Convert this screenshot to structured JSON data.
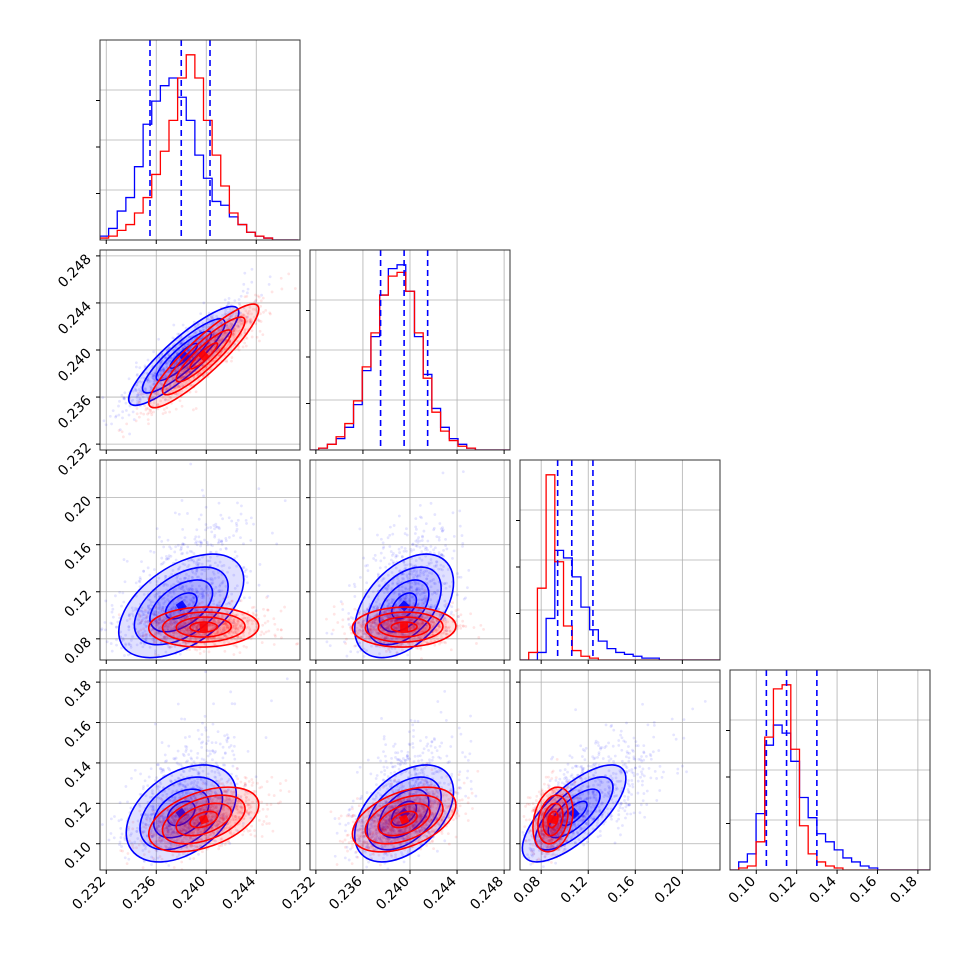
{
  "chart_data": {
    "type": "corner",
    "title": "",
    "grid": true,
    "colors": {
      "blue": "#0000ff",
      "red": "#ff0000"
    },
    "parameters": [
      {
        "range": [
          0.2315,
          0.2475
        ],
        "ticks": [
          0.232,
          0.236,
          0.24,
          0.244
        ],
        "tick_labels": [
          "0.232",
          "0.236",
          "0.240",
          "0.244"
        ]
      },
      {
        "range": [
          0.2315,
          0.2485
        ],
        "ticks": [
          0.232,
          0.236,
          0.24,
          0.244,
          0.248
        ],
        "tick_labels": [
          "0.232",
          "0.236",
          "0.240",
          "0.244",
          "0.248"
        ]
      },
      {
        "range": [
          0.062,
          0.232
        ],
        "ticks": [
          0.08,
          0.12,
          0.16,
          0.2
        ],
        "tick_labels": [
          "0.08",
          "0.12",
          "0.16",
          "0.20"
        ]
      },
      {
        "range": [
          0.087,
          0.186
        ],
        "ticks": [
          0.1,
          0.12,
          0.14,
          0.16,
          0.18
        ],
        "tick_labels": [
          "0.10",
          "0.12",
          "0.14",
          "0.16",
          "0.18"
        ]
      }
    ],
    "row_labels": [
      null,
      {
        "ticks": [
          0.232,
          0.236,
          0.24,
          0.244,
          0.248
        ],
        "tick_labels": [
          "0.232",
          "0.236",
          "0.240",
          "0.244",
          "0.248"
        ]
      },
      {
        "ticks": [
          0.08,
          0.12,
          0.16,
          0.2
        ],
        "tick_labels": [
          "0.08",
          "0.12",
          "0.16",
          "0.20"
        ]
      },
      {
        "ticks": [
          0.1,
          0.12,
          0.14,
          0.16,
          0.18
        ],
        "tick_labels": [
          "0.10",
          "0.12",
          "0.14",
          "0.16",
          "0.18"
        ]
      }
    ],
    "quantile_lines": [
      [
        0.2355,
        0.238,
        0.2403
      ],
      [
        0.2375,
        0.2395,
        0.2415
      ],
      [
        0.094,
        0.106,
        0.124
      ],
      [
        0.105,
        0.115,
        0.13
      ]
    ],
    "series": [
      {
        "color": "#0000ff",
        "histograms": [
          {
            "bin_start": 0.2315,
            "bin_width": 0.00069,
            "counts": [
              2,
              6,
              15,
              22,
              38,
              60,
              72,
              80,
              84,
              74,
              62,
              44,
              32,
              20,
              18,
              12,
              8,
              4,
              2,
              1,
              0,
              0,
              0
            ]
          },
          {
            "bin_start": 0.2315,
            "bin_width": 0.00074,
            "counts": [
              0,
              1,
              3,
              6,
              12,
              24,
              42,
              60,
              82,
              96,
              98,
              84,
              60,
              40,
              22,
              12,
              6,
              3,
              1,
              0,
              0,
              0,
              0
            ]
          },
          {
            "bin_start": 0.062,
            "bin_width": 0.0074,
            "counts": [
              0,
              0,
              4,
              22,
              58,
              54,
              44,
              28,
              16,
              10,
              6,
              4,
              3,
              2,
              1,
              1,
              0,
              0,
              0,
              0,
              0,
              0,
              0
            ]
          },
          {
            "bin_start": 0.087,
            "bin_width": 0.0043,
            "counts": [
              0,
              4,
              8,
              28,
              62,
              72,
              68,
              54,
              36,
              26,
              18,
              14,
              10,
              6,
              4,
              2,
              1,
              0,
              0,
              0,
              0,
              0,
              0
            ]
          }
        ],
        "pairs": {
          "1-0": {
            "mean": [
              0.2382,
              0.2395
            ],
            "sd": [
              0.0022,
              0.0021
            ],
            "rho": 0.88
          },
          "2-0": {
            "mean": [
              0.238,
              0.108
            ],
            "sd": [
              0.0025,
              0.022
            ],
            "rho": 0.5
          },
          "2-1": {
            "mean": [
              0.2395,
              0.108
            ],
            "sd": [
              0.0021,
              0.022
            ],
            "rho": 0.45
          },
          "3-0": {
            "mean": [
              0.238,
              0.115
            ],
            "sd": [
              0.0022,
              0.012
            ],
            "rho": 0.4
          },
          "3-1": {
            "mean": [
              0.2395,
              0.115
            ],
            "sd": [
              0.0021,
              0.012
            ],
            "rho": 0.45
          },
          "3-2": {
            "mean": [
              0.108,
              0.115
            ],
            "sd": [
              0.022,
              0.012
            ],
            "rho": 0.72
          }
        }
      },
      {
        "color": "#ff0000",
        "histograms": [
          {
            "bin_start": 0.2315,
            "bin_width": 0.00069,
            "counts": [
              1,
              2,
              5,
              8,
              14,
              22,
              34,
              46,
              62,
              84,
              96,
              84,
              62,
              44,
              28,
              14,
              8,
              4,
              2,
              1,
              0,
              0,
              0
            ]
          },
          {
            "bin_start": 0.2315,
            "bin_width": 0.00074,
            "counts": [
              0,
              1,
              3,
              7,
              14,
              26,
              44,
              62,
              82,
              92,
              94,
              84,
              62,
              38,
              20,
              10,
              5,
              2,
              1,
              0,
              0,
              0,
              0
            ]
          },
          {
            "bin_start": 0.062,
            "bin_width": 0.0074,
            "counts": [
              0,
              4,
              38,
              98,
              52,
              18,
              5,
              2,
              1,
              0,
              0,
              0,
              0,
              0,
              0,
              0,
              0,
              0,
              0,
              0,
              0,
              0,
              0
            ]
          },
          {
            "bin_start": 0.087,
            "bin_width": 0.0043,
            "counts": [
              0,
              1,
              2,
              14,
              66,
              90,
              92,
              60,
              22,
              8,
              4,
              2,
              1,
              0,
              0,
              0,
              0,
              0,
              0,
              0,
              0,
              0,
              0
            ]
          }
        ],
        "pairs": {
          "1-0": {
            "mean": [
              0.2398,
              0.2395
            ],
            "sd": [
              0.0022,
              0.0022
            ],
            "rho": 0.9
          },
          "2-0": {
            "mean": [
              0.2398,
              0.09
            ],
            "sd": [
              0.0022,
              0.0085
            ],
            "rho": 0.05
          },
          "2-1": {
            "mean": [
              0.2395,
              0.09
            ],
            "sd": [
              0.0022,
              0.0085
            ],
            "rho": 0.05
          },
          "3-0": {
            "mean": [
              0.2398,
              0.112
            ],
            "sd": [
              0.0022,
              0.008
            ],
            "rho": 0.45
          },
          "3-1": {
            "mean": [
              0.2395,
              0.112
            ],
            "sd": [
              0.0022,
              0.008
            ],
            "rho": 0.45
          },
          "3-2": {
            "mean": [
              0.09,
              0.112
            ],
            "sd": [
              0.0085,
              0.008
            ],
            "rho": 0.25
          }
        }
      }
    ]
  }
}
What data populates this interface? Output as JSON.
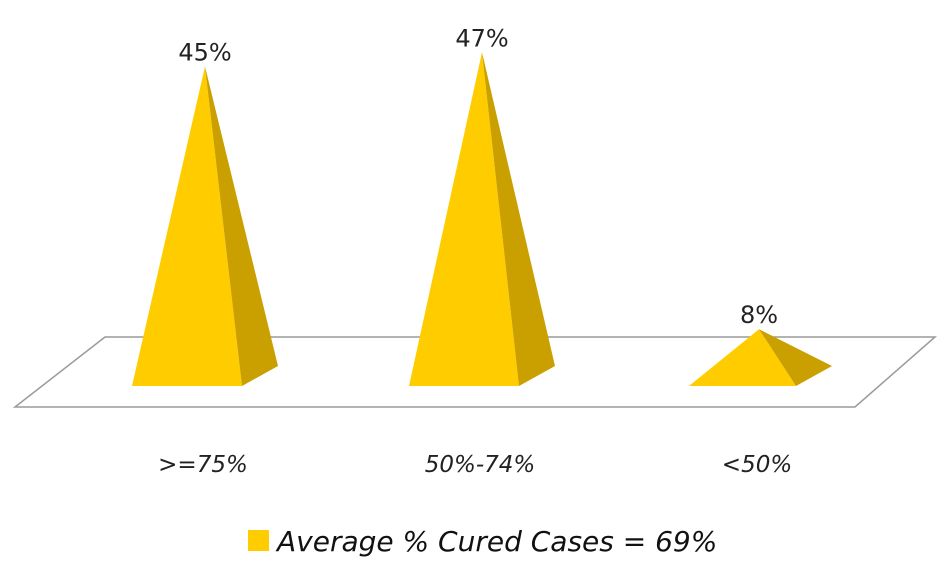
{
  "chart_data": {
    "type": "bar",
    "mark_shape": "3d-pyramid",
    "categories": [
      ">=75%",
      "50%-74%",
      "<50%"
    ],
    "series": [
      {
        "name": "Average % Cured Cases = 69%",
        "values": [
          45,
          47,
          8
        ],
        "labels": [
          "45%",
          "47%",
          "8%"
        ]
      }
    ],
    "ylim": [
      0,
      50
    ],
    "grid": false,
    "legend_position": "bottom",
    "colors": {
      "face_light": "#FFCC00",
      "face_dark": "#C9A000",
      "floor_stroke": "#9A9A9A"
    }
  }
}
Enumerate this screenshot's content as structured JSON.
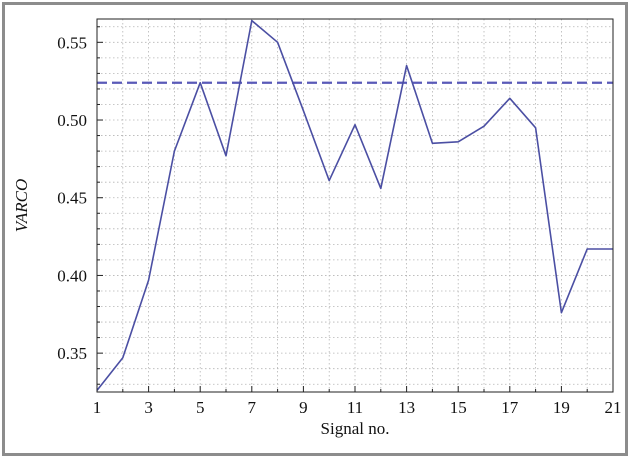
{
  "chart_data": {
    "type": "line",
    "title": "",
    "xlabel": "Signal no.",
    "ylabel": "VARCO",
    "xlim": [
      1,
      21
    ],
    "ylim": [
      0.325,
      0.565
    ],
    "grid": true,
    "x_ticks": [
      1,
      3,
      5,
      7,
      9,
      11,
      13,
      15,
      17,
      19,
      21
    ],
    "x_tick_labels": [
      "1",
      "3",
      "5",
      "7",
      "9",
      "11",
      "13",
      "15",
      "17",
      "19",
      "21"
    ],
    "y_ticks": [
      0.35,
      0.4,
      0.45,
      0.5,
      0.55
    ],
    "y_tick_labels": [
      "0.35",
      "0.40",
      "0.45",
      "0.50",
      "0.55"
    ],
    "series": [
      {
        "x": [
          1,
          2,
          3,
          4,
          5,
          6,
          7,
          8,
          9,
          10,
          11,
          12,
          13,
          14,
          15,
          16,
          17,
          18,
          19,
          20,
          21
        ],
        "values": [
          0.326,
          0.347,
          0.397,
          0.48,
          0.524,
          0.477,
          0.564,
          0.55,
          0.506,
          0.461,
          0.497,
          0.456,
          0.535,
          0.485,
          0.486,
          0.496,
          0.514,
          0.495,
          0.376,
          0.417,
          0.417
        ],
        "color": "#4b4fa3",
        "style": "solid"
      }
    ],
    "reference_lines": [
      {
        "y": 0.524,
        "color": "#5a5ab8",
        "style": "dashed"
      }
    ]
  }
}
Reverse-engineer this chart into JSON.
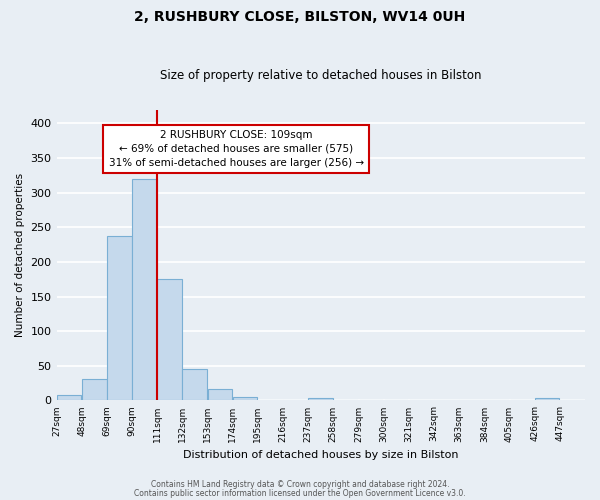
{
  "title": "2, RUSHBURY CLOSE, BILSTON, WV14 0UH",
  "subtitle": "Size of property relative to detached houses in Bilston",
  "xlabel": "Distribution of detached houses by size in Bilston",
  "ylabel": "Number of detached properties",
  "bin_labels": [
    "27sqm",
    "48sqm",
    "69sqm",
    "90sqm",
    "111sqm",
    "132sqm",
    "153sqm",
    "174sqm",
    "195sqm",
    "216sqm",
    "237sqm",
    "258sqm",
    "279sqm",
    "300sqm",
    "321sqm",
    "342sqm",
    "363sqm",
    "384sqm",
    "405sqm",
    "426sqm",
    "447sqm"
  ],
  "bin_edges": [
    27,
    48,
    69,
    90,
    111,
    132,
    153,
    174,
    195,
    216,
    237,
    258,
    279,
    300,
    321,
    342,
    363,
    384,
    405,
    426,
    447,
    468
  ],
  "bar_heights": [
    8,
    31,
    238,
    320,
    175,
    45,
    17,
    5,
    0,
    0,
    4,
    1,
    0,
    0,
    0,
    0,
    0,
    0,
    0,
    3,
    0
  ],
  "bar_color": "#c5d9ec",
  "bar_edge_color": "#7aafd4",
  "vline_x": 111,
  "vline_color": "#cc0000",
  "ylim": [
    0,
    420
  ],
  "yticks": [
    0,
    50,
    100,
    150,
    200,
    250,
    300,
    350,
    400
  ],
  "annotation_text": "2 RUSHBURY CLOSE: 109sqm\n← 69% of detached houses are smaller (575)\n31% of semi-detached houses are larger (256) →",
  "annotation_box_color": "#ffffff",
  "annotation_box_edgecolor": "#cc0000",
  "footer_line1": "Contains HM Land Registry data © Crown copyright and database right 2024.",
  "footer_line2": "Contains public sector information licensed under the Open Government Licence v3.0.",
  "background_color": "#e8eef4",
  "grid_color": "#ffffff"
}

■ ■ ■ ■ ■

> **Description of the task**
From the entries above, collect every line with the string "structured" in it.

> **The solution**
Convert this screenshot to structured JSON data.
Enumerate this screenshot's content as structured JSON.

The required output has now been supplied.